### BRIEF
Filter these entries so that only lines with the word "Inhibitor" remain.

### DATA PROVIDED
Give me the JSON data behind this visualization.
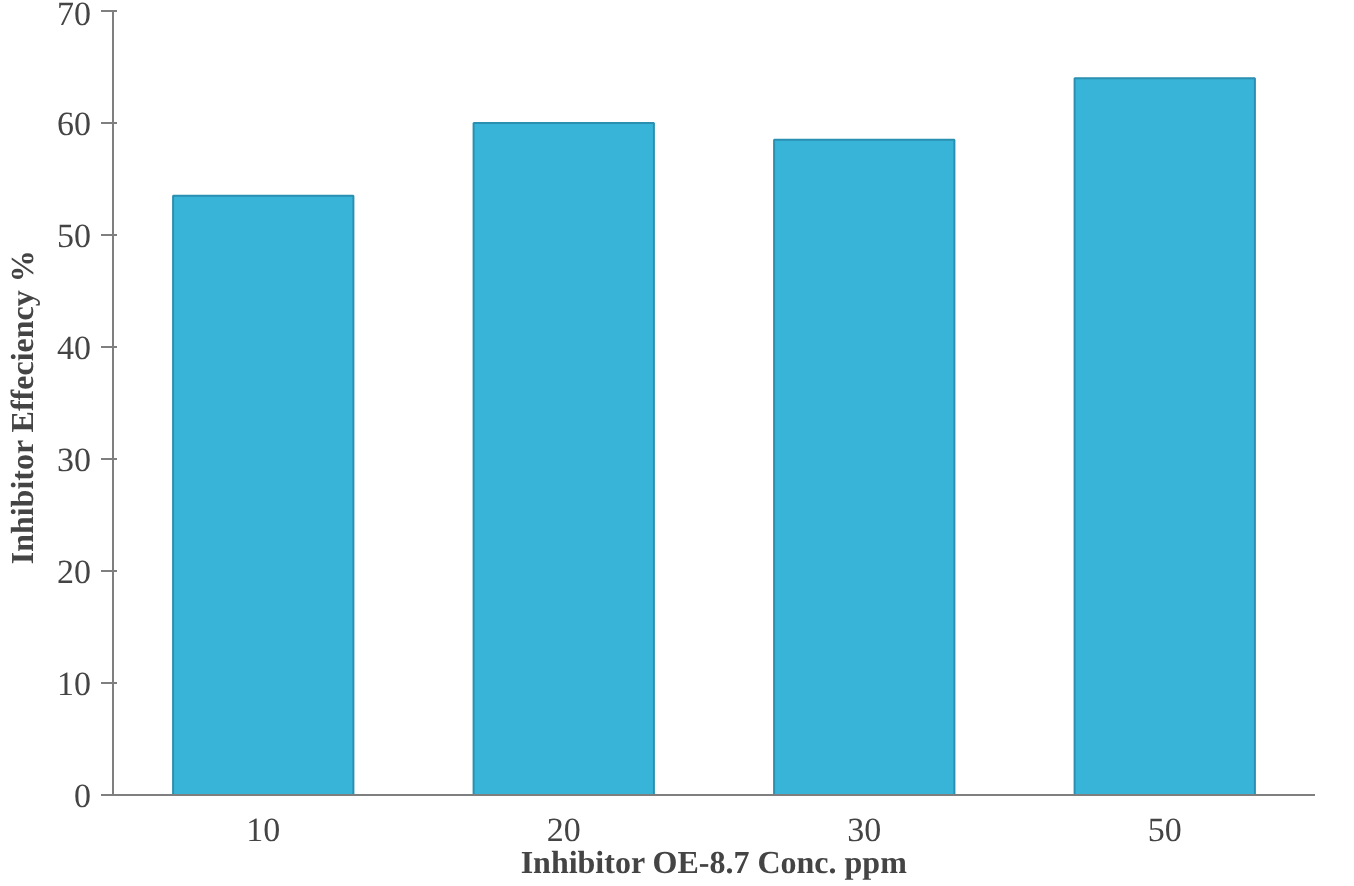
{
  "chart_data": {
    "type": "bar",
    "xlabel": "Inhibitor OE-8.7 Conc. ppm",
    "ylabel": "Inhibitor  Effeciency %",
    "categories": [
      "10",
      "20",
      "30",
      "50"
    ],
    "values": [
      53.5,
      60,
      58.5,
      64
    ],
    "color": "#38b4d8",
    "ylim": [
      0,
      70
    ],
    "yticks": [
      0,
      10,
      20,
      30,
      40,
      50,
      60,
      70
    ],
    "grid": false
  }
}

### ANSWER IN FULL
    "xlabel": "Inhibitor OE-8.7 Conc. ppm",
    "ylabel": "Inhibitor  Effeciency %",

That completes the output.